## Problem
Please write out the material below exactly as given.

## Records

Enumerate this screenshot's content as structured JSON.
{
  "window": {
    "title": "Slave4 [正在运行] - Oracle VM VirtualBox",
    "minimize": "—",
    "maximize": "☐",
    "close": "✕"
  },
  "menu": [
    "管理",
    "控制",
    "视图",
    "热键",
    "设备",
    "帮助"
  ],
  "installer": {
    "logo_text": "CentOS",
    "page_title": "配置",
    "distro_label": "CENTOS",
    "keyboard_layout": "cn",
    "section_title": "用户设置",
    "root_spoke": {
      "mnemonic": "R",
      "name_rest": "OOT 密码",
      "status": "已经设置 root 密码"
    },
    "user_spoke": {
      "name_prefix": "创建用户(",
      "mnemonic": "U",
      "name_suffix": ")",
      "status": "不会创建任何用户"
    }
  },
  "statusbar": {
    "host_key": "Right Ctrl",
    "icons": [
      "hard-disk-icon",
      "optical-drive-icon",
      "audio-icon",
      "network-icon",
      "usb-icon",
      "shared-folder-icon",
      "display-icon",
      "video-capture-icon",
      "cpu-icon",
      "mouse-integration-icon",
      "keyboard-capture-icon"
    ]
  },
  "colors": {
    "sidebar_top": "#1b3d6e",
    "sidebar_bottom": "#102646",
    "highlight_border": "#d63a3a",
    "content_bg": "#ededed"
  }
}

## Worked solution
Enumerate this screenshot's content as structured JSON.
{
  "window": {
    "title": "Slave4 [正在运行] - Oracle VM VirtualBox",
    "minimize": "—",
    "maximize": "☐",
    "close": "✕"
  },
  "menu": [
    "管理",
    "控制",
    "视图",
    "热键",
    "设备",
    "帮助"
  ],
  "installer": {
    "logo_text": "CentOS",
    "page_title": "配置",
    "distro_label": "CENTOS",
    "keyboard_layout": "cn",
    "section_title": "用户设置",
    "root_spoke": {
      "mnemonic": "R",
      "name_rest": "OOT 密码",
      "status": "已经设置 root 密码"
    },
    "user_spoke": {
      "name_prefix": "创建用户(",
      "mnemonic": "U",
      "name_suffix": ")",
      "status": "不会创建任何用户"
    }
  },
  "statusbar": {
    "host_key": "Right Ctrl",
    "icons": [
      "hard-disk-icon",
      "optical-drive-icon",
      "audio-icon",
      "network-icon",
      "usb-icon",
      "shared-folder-icon",
      "display-icon",
      "video-capture-icon",
      "cpu-icon",
      "mouse-integration-icon",
      "keyboard-capture-icon"
    ]
  },
  "colors": {
    "sidebar_top": "#1b3d6e",
    "sidebar_bottom": "#102646",
    "highlight_border": "#d63a3a",
    "content_bg": "#ededed"
  }
}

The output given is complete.